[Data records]
_____

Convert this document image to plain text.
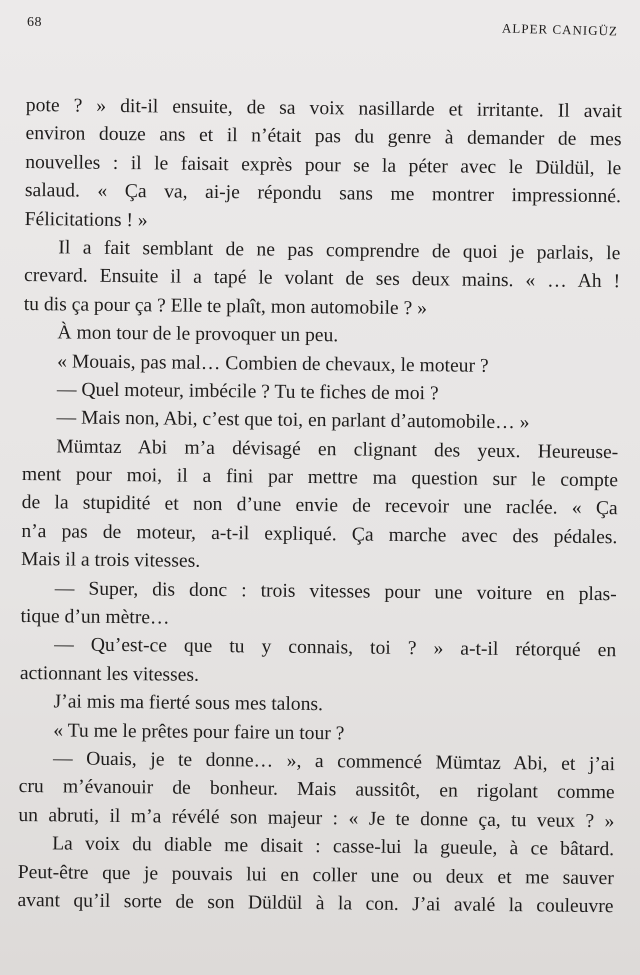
68	ALPER CANIGÜZ
pote ? » dit-il ensuite, de sa voix nasillarde et irritante. Il avait
environ douze ans et il n’était pas du genre à demander de mes
nouvelles : il le faisait exprès pour se la péter avec le Düldül, le
salaud. « Ça va, ai-je répondu sans me montrer impressionné.
Félicitations ! »
Il a fait semblant de ne pas comprendre de quoi je parlais, le
crevard. Ensuite il a tapé le volant de ses deux mains. « … Ah !
tu dis ça pour ça ? Elle te plaît, mon automobile ? »
À mon tour de le provoquer un peu.
« Mouais, pas mal… Combien de chevaux, le moteur ?
— Quel moteur, imbécile ? Tu te fiches de moi ?
— Mais non, Abi, c’est que toi, en parlant d’automobile… »
Mümtaz Abi m’a dévisagé en clignant des yeux. Heureuse-
ment pour moi, il a fini par mettre ma question sur le compte
de la stupidité et non d’une envie de recevoir une raclée. « Ça
n’a pas de moteur, a-t-il expliqué. Ça marche avec des pédales.
Mais il a trois vitesses.
— Super, dis donc : trois vitesses pour une voiture en plas-
tique d’un mètre…
— Qu’est-ce que tu y connais, toi ? » a-t-il rétorqué en
actionnant les vitesses.
J’ai mis ma fierté sous mes talons.
« Tu me le prêtes pour faire un tour ?
— Ouais, je te donne… », a commencé Mümtaz Abi, et j’ai
cru m’évanouir de bonheur. Mais aussitôt, en rigolant comme
un abruti, il m’a révélé son majeur : « Je te donne ça, tu veux ? »
La voix du diable me disait : casse-lui la gueule, à ce bâtard.
Peut-être que je pouvais lui en coller une ou deux et me sauver
avant qu’il sorte de son Düldül à la con. J’ai avalé la couleuvre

_____

To do.
Show each line of the listing that holds the string "Mümtaz".

The solution.
Mümtaz Abi m’a dévisagé en clignant des yeux. Heureuse-
— Ouais, je te donne… », a commencé Mümtaz Abi, et j’ai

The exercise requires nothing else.